▸ **Problem requirements**
The records should be repeated word for word, pictures excluded.

▸ **Given data**
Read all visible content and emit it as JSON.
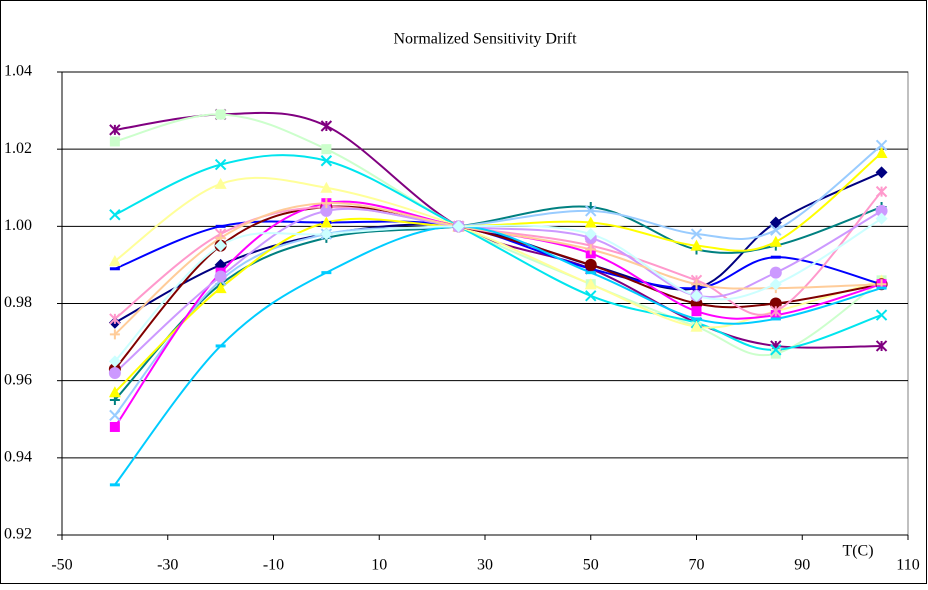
{
  "chart_data": {
    "type": "line",
    "title": "Normalized Sensitivity Drift",
    "x_label": "T(C)",
    "smooth": true,
    "grid": true,
    "x": [
      -40,
      -20,
      0,
      25,
      50,
      70,
      85,
      105
    ],
    "xlim": [
      -50,
      110
    ],
    "xticks": [
      -50,
      -30,
      -10,
      10,
      30,
      50,
      70,
      90,
      110
    ],
    "ylim": [
      0.92,
      1.04
    ],
    "yticks": [
      0.92,
      0.94,
      0.96,
      0.98,
      {
        "value": 1,
        "label": "1.00"
      },
      1.02,
      1.04
    ],
    "series": [
      {
        "color": "#800080",
        "marker": "star",
        "values": [
          1.025,
          1.029,
          1.026,
          1,
          0.989,
          0.975,
          0.969,
          0.969
        ]
      },
      {
        "color": "#ccffcc",
        "marker": "square",
        "values": [
          1.022,
          1.029,
          1.02,
          1,
          0.985,
          0.974,
          0.967,
          0.986
        ]
      },
      {
        "color": "#00e5ee",
        "marker": "x",
        "values": [
          1.003,
          1.016,
          1.017,
          1,
          0.982,
          0.975,
          0.968,
          0.977
        ]
      },
      {
        "color": "#ffff99",
        "marker": "triangle",
        "values": [
          0.991,
          1.011,
          1.01,
          1,
          0.985,
          0.974,
          0.978,
          0.986
        ]
      },
      {
        "color": "#000080",
        "marker": "diamond",
        "values": [
          0.975,
          0.99,
          0.998,
          1,
          0.99,
          0.984,
          1.001,
          1.014
        ]
      },
      {
        "color": "#0000ff",
        "marker": "dash",
        "values": [
          0.989,
          1.0,
          1.001,
          1,
          0.989,
          0.984,
          0.992,
          0.985
        ]
      },
      {
        "color": "#008080",
        "marker": "plus",
        "values": [
          0.955,
          0.985,
          0.997,
          1,
          1.005,
          0.994,
          0.995,
          1.005
        ]
      },
      {
        "color": "#99ccff",
        "marker": "x",
        "values": [
          0.951,
          0.986,
          0.998,
          1,
          1.004,
          0.998,
          0.999,
          1.021
        ]
      },
      {
        "color": "#ffff00",
        "marker": "triangle",
        "values": [
          0.957,
          0.984,
          1.001,
          1,
          1.001,
          0.995,
          0.996,
          1.019
        ]
      },
      {
        "color": "#800000",
        "marker": "circle",
        "values": [
          0.963,
          0.995,
          1.005,
          1,
          0.99,
          0.98,
          0.98,
          0.985
        ]
      },
      {
        "color": "#ff00ff",
        "marker": "square",
        "values": [
          0.948,
          0.988,
          1.006,
          1,
          0.993,
          0.978,
          0.977,
          0.985
        ]
      },
      {
        "color": "#ff99cc",
        "marker": "star",
        "values": [
          0.976,
          0.998,
          1.005,
          1,
          0.995,
          0.986,
          0.978,
          1.009
        ]
      },
      {
        "color": "#cc99ff",
        "marker": "circle",
        "values": [
          0.962,
          0.987,
          1.004,
          1,
          0.997,
          0.982,
          0.988,
          1.004
        ]
      },
      {
        "color": "#ffcc99",
        "marker": "plus",
        "values": [
          0.972,
          0.997,
          1.006,
          1,
          0.994,
          0.985,
          0.984,
          0.985
        ]
      },
      {
        "color": "#00ccff",
        "marker": "dash",
        "values": [
          0.933,
          0.969,
          0.988,
          1,
          0.988,
          0.976,
          0.976,
          0.984
        ]
      },
      {
        "color": "#ccffff",
        "marker": "diamond",
        "values": [
          0.965,
          0.995,
          0.998,
          1,
          0.998,
          0.982,
          0.985,
          1.002
        ]
      }
    ]
  }
}
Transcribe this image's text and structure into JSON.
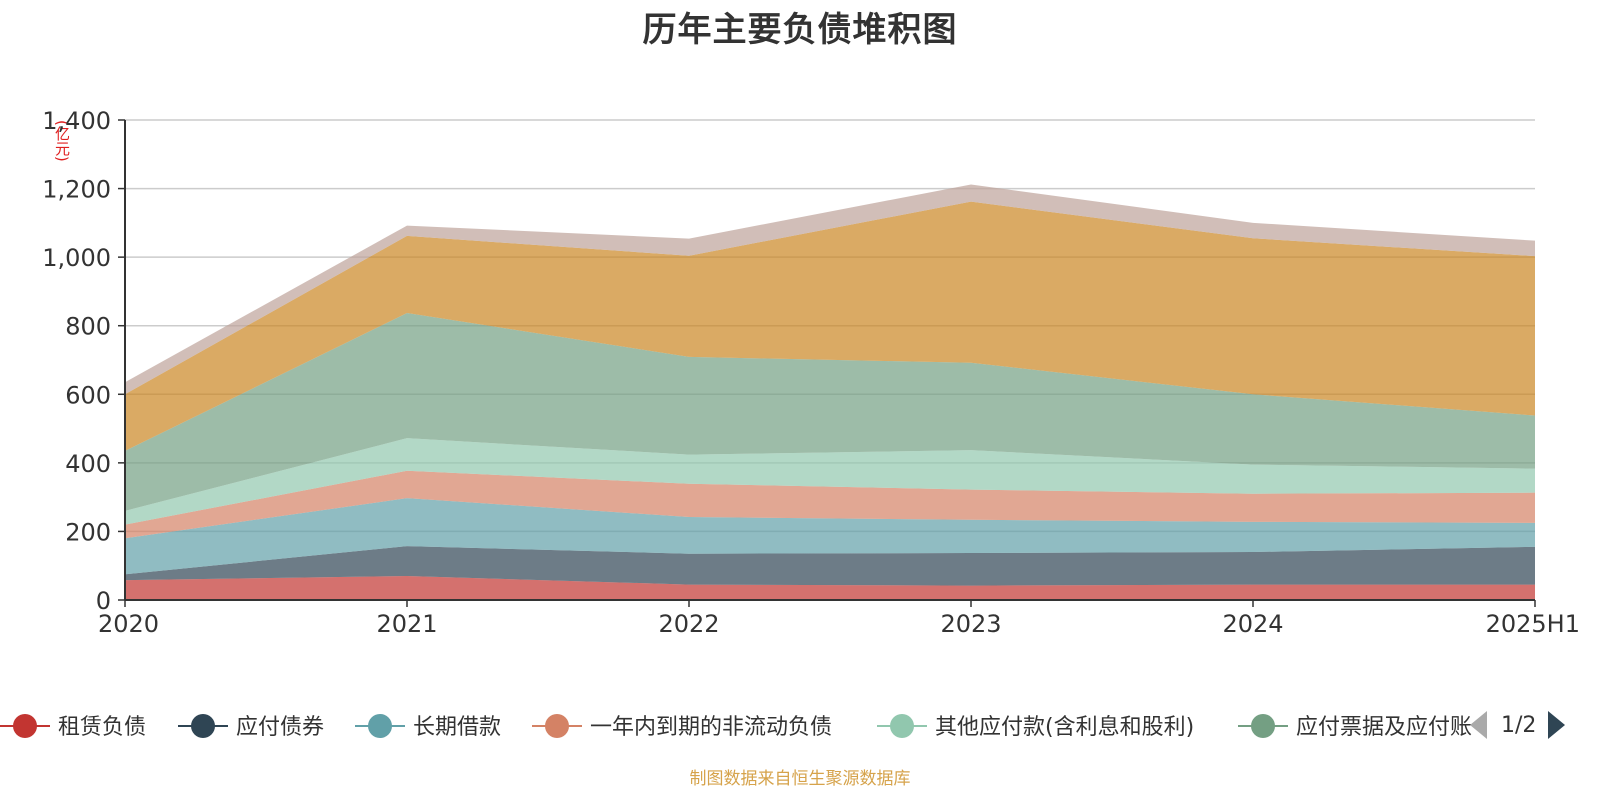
{
  "chart_data": {
    "type": "area",
    "title": "历年主要负债堆积图",
    "ylabel": "(亿元)",
    "categories": [
      "2020",
      "2021",
      "2022",
      "2023",
      "2024",
      "2025H1"
    ],
    "ylim": [
      0,
      1400
    ],
    "yticks": [
      0,
      200,
      400,
      600,
      800,
      1000,
      1200,
      1400
    ],
    "ytick_labels": [
      "0",
      "200",
      "400",
      "600",
      "800",
      "1,000",
      "1,200",
      "1,400"
    ],
    "stacked": true,
    "grid": true,
    "series": [
      {
        "name": "租赁负债",
        "color": "#c23531",
        "values": [
          58,
          70,
          45,
          42,
          45,
          45
        ]
      },
      {
        "name": "应付债券",
        "color": "#2f4554",
        "values": [
          17,
          87,
          90,
          95,
          95,
          110
        ]
      },
      {
        "name": "长期借款",
        "color": "#61a0a8",
        "values": [
          105,
          140,
          107,
          97,
          88,
          70
        ]
      },
      {
        "name": "一年内到期的非流动负债",
        "color": "#d48265",
        "values": [
          40,
          80,
          97,
          88,
          82,
          88
        ]
      },
      {
        "name": "其他应付款(含利息和股利)",
        "color": "#91c7ae",
        "values": [
          40,
          95,
          85,
          115,
          85,
          70
        ]
      },
      {
        "name": "应付票据及应付账款",
        "color": "#749f83",
        "values": [
          175,
          365,
          285,
          255,
          205,
          155
        ]
      },
      {
        "name": "",
        "color": "#ca8622",
        "values": [
          165,
          225,
          295,
          470,
          455,
          465
        ]
      },
      {
        "name": "",
        "color": "#bda29a",
        "values": [
          35,
          30,
          50,
          50,
          45,
          45
        ]
      }
    ]
  },
  "legend": {
    "items": [
      {
        "label": "租赁负债",
        "color": "#c23531"
      },
      {
        "label": "应付债券",
        "color": "#2f4554"
      },
      {
        "label": "长期借款",
        "color": "#61a0a8"
      },
      {
        "label": "一年内到期的非流动负债",
        "color": "#d48265"
      },
      {
        "label": "其他应付款(含利息和股利)",
        "color": "#91c7ae"
      },
      {
        "label": "应付票据及应付账",
        "color": "#749f83"
      }
    ],
    "page_indicator": "1/2"
  },
  "footer": {
    "source": "制图数据来自恒生聚源数据库"
  }
}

▸ **Final result**
Read all visible content and emit it as JSON.
{
  "chart_data": {
    "type": "line",
    "title": "Normalized Sensitivity Drift",
    "x_label": "T(C)",
    "smooth": true,
    "grid": true,
    "x": [
      -40,
      -20,
      0,
      25,
      50,
      70,
      85,
      105
    ],
    "xlim": [
      -50,
      110
    ],
    "xticks": [
      -50,
      -30,
      -10,
      10,
      30,
      50,
      70,
      90,
      110
    ],
    "ylim": [
      0.92,
      1.04
    ],
    "yticks": [
      0.92,
      0.94,
      0.96,
      0.98,
      {
        "value": 1,
        "label": "1.00"
      },
      1.02,
      1.04
    ],
    "series": [
      {
        "color": "#800080",
        "marker": "star",
        "values": [
          1.025,
          1.029,
          1.026,
          1,
          0.989,
          0.975,
          0.969,
          0.969
        ]
      },
      {
        "color": "#ccffcc",
        "marker": "square",
        "values": [
          1.022,
          1.029,
          1.02,
          1,
          0.985,
          0.974,
          0.967,
          0.986
        ]
      },
      {
        "color": "#00e5ee",
        "marker": "x",
        "values": [
          1.003,
          1.016,
          1.017,
          1,
          0.982,
          0.975,
          0.968,
          0.977
        ]
      },
      {
        "color": "#ffff99",
        "marker": "triangle",
        "values": [
          0.991,
          1.011,
          1.01,
          1,
          0.985,
          0.974,
          0.978,
          0.986
        ]
      },
      {
        "color": "#000080",
        "marker": "diamond",
        "values": [
          0.975,
          0.99,
          0.998,
          1,
          0.99,
          0.984,
          1.001,
          1.014
        ]
      },
      {
        "color": "#0000ff",
        "marker": "dash",
        "values": [
          0.989,
          1.0,
          1.001,
          1,
          0.989,
          0.984,
          0.992,
          0.985
        ]
      },
      {
        "color": "#008080",
        "marker": "plus",
        "values": [
          0.955,
          0.985,
          0.997,
          1,
          1.005,
          0.994,
          0.995,
          1.005
        ]
      },
      {
        "color": "#99ccff",
        "marker": "x",
        "values": [
          0.951,
          0.986,
          0.998,
          1,
          1.004,
          0.998,
          0.999,
          1.021
        ]
      },
      {
        "color": "#ffff00",
        "marker": "triangle",
        "values": [
          0.957,
          0.984,
          1.001,
          1,
          1.001,
          0.995,
          0.996,
          1.019
        ]
      },
      {
        "color": "#800000",
        "marker": "circle",
        "values": [
          0.963,
          0.995,
          1.005,
          1,
          0.99,
          0.98,
          0.98,
          0.985
        ]
      },
      {
        "color": "#ff00ff",
        "marker": "square",
        "values": [
          0.948,
          0.988,
          1.006,
          1,
          0.993,
          0.978,
          0.977,
          0.985
        ]
      },
      {
        "color": "#ff99cc",
        "marker": "star",
        "values": [
          0.976,
          0.998,
          1.005,
          1,
          0.995,
          0.986,
          0.978,
          1.009
        ]
      },
      {
        "color": "#cc99ff",
        "marker": "circle",
        "values": [
          0.962,
          0.987,
          1.004,
          1,
          0.997,
          0.982,
          0.988,
          1.004
        ]
      },
      {
        "color": "#ffcc99",
        "marker": "plus",
        "values": [
          0.972,
          0.997,
          1.006,
          1,
          0.994,
          0.985,
          0.984,
          0.985
        ]
      },
      {
        "color": "#00ccff",
        "marker": "dash",
        "values": [
          0.933,
          0.969,
          0.988,
          1,
          0.988,
          0.976,
          0.976,
          0.984
        ]
      },
      {
        "color": "#ccffff",
        "marker": "diamond",
        "values": [
          0.965,
          0.995,
          0.998,
          1,
          0.998,
          0.982,
          0.985,
          1.002
        ]
      }
    ]
  }
}
Transcribe this image's text and structure into JSON.
{
  "chart_data": {
    "type": "area",
    "title": "历年主要负债堆积图",
    "ylabel": "(亿元)",
    "categories": [
      "2020",
      "2021",
      "2022",
      "2023",
      "2024",
      "2025H1"
    ],
    "ylim": [
      0,
      1400
    ],
    "yticks": [
      0,
      200,
      400,
      600,
      800,
      1000,
      1200,
      1400
    ],
    "ytick_labels": [
      "0",
      "200",
      "400",
      "600",
      "800",
      "1,000",
      "1,200",
      "1,400"
    ],
    "stacked": true,
    "grid": true,
    "series": [
      {
        "name": "租赁负债",
        "color": "#c23531",
        "values": [
          58,
          70,
          45,
          42,
          45,
          45
        ]
      },
      {
        "name": "应付债券",
        "color": "#2f4554",
        "values": [
          17,
          87,
          90,
          95,
          95,
          110
        ]
      },
      {
        "name": "长期借款",
        "color": "#61a0a8",
        "values": [
          105,
          140,
          107,
          97,
          88,
          70
        ]
      },
      {
        "name": "一年内到期的非流动负债",
        "color": "#d48265",
        "values": [
          40,
          80,
          97,
          88,
          82,
          88
        ]
      },
      {
        "name": "其他应付款(含利息和股利)",
        "color": "#91c7ae",
        "values": [
          40,
          95,
          85,
          115,
          85,
          70
        ]
      },
      {
        "name": "应付票据及应付账款",
        "color": "#749f83",
        "values": [
          175,
          365,
          285,
          255,
          205,
          155
        ]
      },
      {
        "name": "",
        "color": "#ca8622",
        "values": [
          165,
          225,
          295,
          470,
          455,
          465
        ]
      },
      {
        "name": "",
        "color": "#bda29a",
        "values": [
          35,
          30,
          50,
          50,
          45,
          45
        ]
      }
    ]
  },
  "legend": {
    "items": [
      {
        "label": "租赁负债",
        "color": "#c23531"
      },
      {
        "label": "应付债券",
        "color": "#2f4554"
      },
      {
        "label": "长期借款",
        "color": "#61a0a8"
      },
      {
        "label": "一年内到期的非流动负债",
        "color": "#d48265"
      },
      {
        "label": "其他应付款(含利息和股利)",
        "color": "#91c7ae"
      },
      {
        "label": "应付票据及应付账",
        "color": "#749f83"
      }
    ],
    "page_indicator": "1/2"
  },
  "footer": {
    "source": "制图数据来自恒生聚源数据库"
  }
}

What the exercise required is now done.